▶ [Data section]:
§ §

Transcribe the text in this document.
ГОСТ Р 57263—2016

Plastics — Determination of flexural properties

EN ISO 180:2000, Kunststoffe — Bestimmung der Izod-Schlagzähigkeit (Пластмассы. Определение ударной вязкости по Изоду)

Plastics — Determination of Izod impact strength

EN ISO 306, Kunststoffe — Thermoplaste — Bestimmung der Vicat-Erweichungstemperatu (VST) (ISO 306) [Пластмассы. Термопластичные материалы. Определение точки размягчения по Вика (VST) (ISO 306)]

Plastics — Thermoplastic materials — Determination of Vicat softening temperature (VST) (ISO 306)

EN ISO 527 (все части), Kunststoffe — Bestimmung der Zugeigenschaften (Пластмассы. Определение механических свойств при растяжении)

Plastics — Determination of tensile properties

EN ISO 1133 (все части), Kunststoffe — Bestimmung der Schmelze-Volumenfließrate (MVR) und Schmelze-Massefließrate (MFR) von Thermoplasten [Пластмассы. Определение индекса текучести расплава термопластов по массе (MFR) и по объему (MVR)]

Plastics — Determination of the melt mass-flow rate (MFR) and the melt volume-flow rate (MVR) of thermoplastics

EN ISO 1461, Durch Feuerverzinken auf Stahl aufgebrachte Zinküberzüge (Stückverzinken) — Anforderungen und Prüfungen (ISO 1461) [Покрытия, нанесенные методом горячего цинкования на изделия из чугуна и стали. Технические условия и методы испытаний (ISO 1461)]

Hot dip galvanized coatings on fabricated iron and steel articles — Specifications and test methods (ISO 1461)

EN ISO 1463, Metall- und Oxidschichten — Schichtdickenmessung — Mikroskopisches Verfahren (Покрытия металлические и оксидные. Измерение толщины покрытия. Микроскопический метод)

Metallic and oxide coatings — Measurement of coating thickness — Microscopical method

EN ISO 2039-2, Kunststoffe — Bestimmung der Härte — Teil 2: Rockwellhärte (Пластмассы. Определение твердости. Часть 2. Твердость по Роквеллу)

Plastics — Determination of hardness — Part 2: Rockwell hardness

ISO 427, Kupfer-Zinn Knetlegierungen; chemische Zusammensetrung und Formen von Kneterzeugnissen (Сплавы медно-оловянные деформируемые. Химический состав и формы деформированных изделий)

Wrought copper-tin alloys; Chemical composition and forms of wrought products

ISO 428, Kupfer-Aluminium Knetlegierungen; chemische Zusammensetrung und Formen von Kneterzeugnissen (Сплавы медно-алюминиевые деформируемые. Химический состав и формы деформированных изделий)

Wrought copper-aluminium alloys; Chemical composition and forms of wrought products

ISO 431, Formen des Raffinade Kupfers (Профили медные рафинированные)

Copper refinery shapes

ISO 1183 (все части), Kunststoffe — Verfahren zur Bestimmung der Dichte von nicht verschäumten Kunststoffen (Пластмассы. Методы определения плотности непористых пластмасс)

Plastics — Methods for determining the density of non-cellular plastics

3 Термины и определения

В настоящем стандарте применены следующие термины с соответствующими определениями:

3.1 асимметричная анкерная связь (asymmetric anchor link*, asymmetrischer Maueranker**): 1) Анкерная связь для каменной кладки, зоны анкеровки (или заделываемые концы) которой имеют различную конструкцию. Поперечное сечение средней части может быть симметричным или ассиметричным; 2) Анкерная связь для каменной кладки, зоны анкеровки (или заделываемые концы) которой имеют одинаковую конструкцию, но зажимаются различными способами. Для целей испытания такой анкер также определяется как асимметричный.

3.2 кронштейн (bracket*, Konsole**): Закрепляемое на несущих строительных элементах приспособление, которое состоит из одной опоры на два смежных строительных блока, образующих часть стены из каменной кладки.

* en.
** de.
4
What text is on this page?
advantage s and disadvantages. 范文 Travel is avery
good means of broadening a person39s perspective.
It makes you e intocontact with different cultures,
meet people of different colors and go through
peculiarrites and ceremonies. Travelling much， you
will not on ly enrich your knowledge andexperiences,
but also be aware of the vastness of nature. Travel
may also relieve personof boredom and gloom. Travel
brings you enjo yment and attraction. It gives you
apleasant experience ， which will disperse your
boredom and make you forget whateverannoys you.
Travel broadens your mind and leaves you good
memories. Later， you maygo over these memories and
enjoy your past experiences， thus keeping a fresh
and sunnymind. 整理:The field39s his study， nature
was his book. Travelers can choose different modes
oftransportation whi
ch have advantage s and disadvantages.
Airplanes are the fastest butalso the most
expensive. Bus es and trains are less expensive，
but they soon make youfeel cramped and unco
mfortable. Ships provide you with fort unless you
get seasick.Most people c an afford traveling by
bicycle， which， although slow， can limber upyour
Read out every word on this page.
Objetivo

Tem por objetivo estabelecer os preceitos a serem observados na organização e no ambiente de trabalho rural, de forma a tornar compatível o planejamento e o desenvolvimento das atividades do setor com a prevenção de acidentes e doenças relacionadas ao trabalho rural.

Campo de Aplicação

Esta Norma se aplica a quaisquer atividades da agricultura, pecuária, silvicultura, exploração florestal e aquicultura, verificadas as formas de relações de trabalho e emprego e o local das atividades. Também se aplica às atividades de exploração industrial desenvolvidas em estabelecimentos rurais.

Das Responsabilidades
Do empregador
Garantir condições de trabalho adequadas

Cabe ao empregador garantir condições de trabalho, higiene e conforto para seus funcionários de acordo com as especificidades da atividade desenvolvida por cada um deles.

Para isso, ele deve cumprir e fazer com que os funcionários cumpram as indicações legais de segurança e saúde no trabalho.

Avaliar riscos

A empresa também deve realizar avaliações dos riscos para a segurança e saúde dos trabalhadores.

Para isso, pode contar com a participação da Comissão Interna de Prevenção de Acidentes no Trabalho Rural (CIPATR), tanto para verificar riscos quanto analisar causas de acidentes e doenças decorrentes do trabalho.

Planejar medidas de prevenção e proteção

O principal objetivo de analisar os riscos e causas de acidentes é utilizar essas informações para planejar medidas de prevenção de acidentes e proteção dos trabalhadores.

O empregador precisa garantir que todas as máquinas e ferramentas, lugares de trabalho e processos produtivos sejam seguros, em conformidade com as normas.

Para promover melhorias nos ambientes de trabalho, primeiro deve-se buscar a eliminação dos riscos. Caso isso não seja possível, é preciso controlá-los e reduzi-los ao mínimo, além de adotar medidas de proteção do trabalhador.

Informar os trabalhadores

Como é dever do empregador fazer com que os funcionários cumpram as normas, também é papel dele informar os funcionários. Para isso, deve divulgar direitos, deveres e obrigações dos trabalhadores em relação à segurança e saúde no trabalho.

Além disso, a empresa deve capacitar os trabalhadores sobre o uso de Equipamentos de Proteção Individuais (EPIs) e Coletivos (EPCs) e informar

§ §

▶ [Required work]: Reproduce all of the records exactly.

▶ [Correct response]:
Transcribe the text in this document.
ГОСТ Р 57263—2016

Plastics — Determination of flexural properties

EN ISO 180:2000, Kunststoffe — Bestimmung der Izod-Schlagzähigkeit (Пластмассы. Определение ударной вязкости по Изоду)

Plastics — Determination of Izod impact strength

EN ISO 306, Kunststoffe — Thermoplaste — Bestimmung der Vicat-Erweichungstemperatu (VST) (ISO 306) [Пластмассы. Термопластичные материалы. Определение точки размягчения по Вика (VST) (ISO 306)]

Plastics — Thermoplastic materials — Determination of Vicat softening temperature (VST) (ISO 306)

EN ISO 527 (все части), Kunststoffe — Bestimmung der Zugeigenschaften (Пластмассы. Определение механических свойств при растяжении)

Plastics — Determination of tensile properties

EN ISO 1133 (все части), Kunststoffe — Bestimmung der Schmelze-Volumenfließrate (MVR) und Schmelze-Massefließrate (MFR) von Thermoplasten [Пластмассы. Определение индекса текучести расплава термопластов по массе (MFR) и по объему (MVR)]

Plastics — Determination of the melt mass-flow rate (MFR) and the melt volume-flow rate (MVR) of thermoplastics

EN ISO 1461, Durch Feuerverzinken auf Stahl aufgebrachte Zinküberzüge (Stückverzinken) — Anforderungen und Prüfungen (ISO 1461) [Покрытия, нанесенные методом горячего цинкования на изделия из чугуна и стали. Технические условия и методы испытаний (ISO 1461)]

Hot dip galvanized coatings on fabricated iron and steel articles — Specifications and test methods (ISO 1461)

EN ISO 1463, Metall- und Oxidschichten — Schichtdickenmessung — Mikroskopisches Verfahren (Покрытия металлические и оксидные. Измерение толщины покрытия. Микроскопический метод)

Metallic and oxide coatings — Measurement of coating thickness — Microscopical method

EN ISO 2039-2, Kunststoffe — Bestimmung der Härte — Teil 2: Rockwellhärte (Пластмассы. Определение твердости. Часть 2. Твердость по Роквеллу)

Plastics — Determination of hardness — Part 2: Rockwell hardness

ISO 427, Kupfer-Zinn Knetlegierungen; chemische Zusammensetrung und Formen von Kneterzeugnissen (Сплавы медно-оловянные деформируемые. Химический состав и формы деформированных изделий)

Wrought copper-tin alloys; Chemical composition and forms of wrought products

ISO 428, Kupfer-Aluminium Knetlegierungen; chemische Zusammensetrung und Formen von Kneterzeugnissen (Сплавы медно-алюминиевые деформируемые. Химический состав и формы деформированных изделий)

Wrought copper-aluminium alloys; Chemical composition and forms of wrought products

ISO 431, Formen des Raffinade Kupfers (Профили медные рафинированные)

Copper refinery shapes

ISO 1183 (все части), Kunststoffe — Verfahren zur Bestimmung der Dichte von nicht verschäumten Kunststoffen (Пластмассы. Методы определения плотности непористых пластмасс)

Plastics — Methods for determining the density of non-cellular plastics

3 Термины и определения

В настоящем стандарте применены следующие термины с соответствующими определениями:

3.1 асимметричная анкерная связь (asymmetric anchor link*, asymmetrischer Maueranker**): 1) Анкерная связь для каменной кладки, зоны анкеровки (или заделываемые концы) которой имеют различную конструкцию. Поперечное сечение средней части может быть симметричным или ассиметричным; 2) Анкерная связь для каменной кладки, зоны анкеровки (или заделываемые концы) которой имеют одинаковую конструкцию, но зажимаются различными способами. Для целей испытания такой анкер также определяется как асимметричный.

3.2 кронштейн (bracket*, Konsole**): Закрепляемое на несущих строительных элементах приспособление, которое состоит из одной опоры на два смежных строительных блока, образующих часть стены из каменной кладки.

* en.
** de.
4
What text is on this page?
advantage s and disadvantages. 范文 Travel is avery
good means of broadening a person39s perspective.
It makes you e intocontact with different cultures,
meet people of different colors and go through
peculiarrites and ceremonies. Travelling much， you
will not on ly enrich your knowledge andexperiences,
but also be aware of the vastness of nature. Travel
may also relieve personof boredom and gloom. Travel
brings you enjo yment and attraction. It gives you
apleasant experience ， which will disperse your
boredom and make you forget whateverannoys you.
Travel broadens your mind and leaves you good
memories. Later， you maygo over these memories and
enjoy your past experiences， thus keeping a fresh
and sunnymind. 整理:The field39s his study， nature
was his book. Travelers can choose different modes
oftransportation whi
ch have advantage s and disadvantages.
Airplanes are the fastest butalso the most
expensive. Bus es and trains are less expensive，
but they soon make youfeel cramped and unco
mfortable. Ships provide you with fort unless you
get seasick.Most people c an afford traveling by
bicycle， which， although slow， can limber upyour
Read out every word on this page.
Objetivo

Tem por objetivo estabelecer os preceitos a serem observados na organização e no ambiente de trabalho rural, de forma a tornar compatível o planejamento e o desenvolvimento das atividades do setor com a prevenção de acidentes e doenças relacionadas ao trabalho rural.

Campo de Aplicação

Esta Norma se aplica a quaisquer atividades da agricultura, pecuária, silvicultura, exploração florestal e aquicultura, verificadas as formas de relações de trabalho e emprego e o local das atividades. Também se aplica às atividades de exploração industrial desenvolvidas em estabelecimentos rurais.

Das Responsabilidades
Do empregador
Garantir condições de trabalho adequadas

Cabe ao empregador garantir condições de trabalho, higiene e conforto para seus funcionários de acordo com as especificidades da atividade desenvolvida por cada um deles.

Para isso, ele deve cumprir e fazer com que os funcionários cumpram as indicações legais de segurança e saúde no trabalho.

Avaliar riscos

A empresa também deve realizar avaliações dos riscos para a segurança e saúde dos trabalhadores.

Para isso, pode contar com a participação da Comissão Interna de Prevenção de Acidentes no Trabalho Rural (CIPATR), tanto para verificar riscos quanto analisar causas de acidentes e doenças decorrentes do trabalho.

Planejar medidas de prevenção e proteção

O principal objetivo de analisar os riscos e causas de acidentes é utilizar essas informações para planejar medidas de prevenção de acidentes e proteção dos trabalhadores.

O empregador precisa garantir que todas as máquinas e ferramentas, lugares de trabalho e processos produtivos sejam seguros, em conformidade com as normas.

Para promover melhorias nos ambientes de trabalho, primeiro deve-se buscar a eliminação dos riscos. Caso isso não seja possível, é preciso controlá-los e reduzi-los ao mínimo, além de adotar medidas de proteção do trabalhador.

Informar os trabalhadores

Como é dever do empregador fazer com que os funcionários cumpram as normas, também é papel dele informar os funcionários. Para isso, deve divulgar direitos, deveres e obrigações dos trabalhadores em relação à segurança e saúde no trabalho.

Além disso, a empresa deve capacitar os trabalhadores sobre o uso de Equipamentos de Proteção Individuais (EPIs) e Coletivos (EPCs) e informar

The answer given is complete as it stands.